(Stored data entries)
==========

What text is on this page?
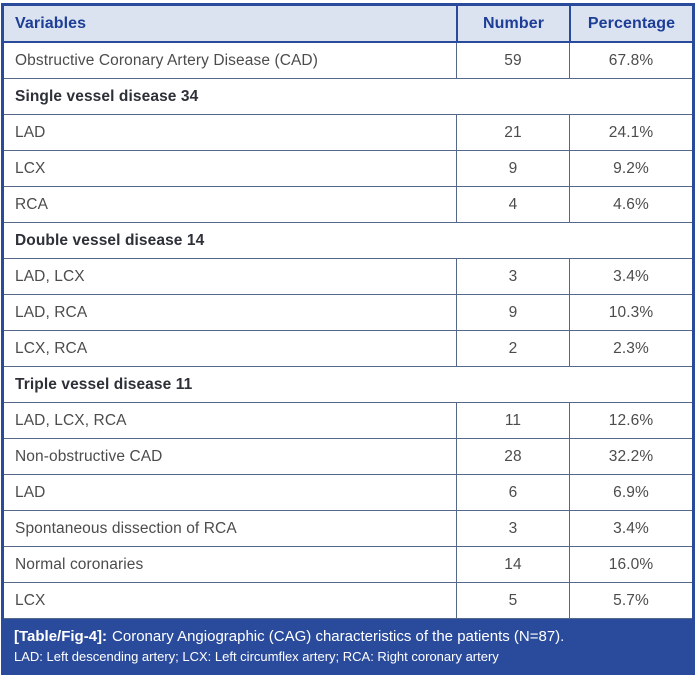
Variables	Number	Percentage
Obstructive Coronary Artery Disease (CAD)	59	67.8%
Single vessel disease 34
LAD	21	24.1%
LCX	9	9.2%
RCA	4	4.6%
Double vessel disease 14
LAD, LCX	3	3.4%
LAD, RCA	9	10.3%
LCX, RCA	2	2.3%
Triple vessel disease 11
LAD, LCX, RCA	11	12.6%
Non-obstructive CAD	28	32.2%
LAD	6	6.9%
Spontaneous dissection of RCA	3	3.4%
Normal coronaries	14	16.0%
LCX	5	5.7%
[Table/Fig-4]: Coronary Angiographic (CAG) characteristics of the patients (N=87).
LAD: Left descending artery; LCX: Left circumflex artery; RCA: Right coronary artery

==========

Work instructions. Output the entries above exactly, without their pictures.

Answer area.
What text is on this page?
Variables	Number	Percentage
Obstructive Coronary Artery Disease (CAD)	59	67.8%
Single vessel disease 34
LAD	21	24.1%
LCX	9	9.2%
RCA	4	4.6%
Double vessel disease 14
LAD, LCX	3	3.4%
LAD, RCA	9	10.3%
LCX, RCA	2	2.3%
Triple vessel disease 11
LAD, LCX, RCA	11	12.6%
Non-obstructive CAD	28	32.2%
LAD	6	6.9%
Spontaneous dissection of RCA	3	3.4%
Normal coronaries	14	16.0%
LCX	5	5.7%
[Table/Fig-4]: Coronary Angiographic (CAG) characteristics of the patients (N=87).
LAD: Left descending artery; LCX: Left circumflex artery; RCA: Right coronary artery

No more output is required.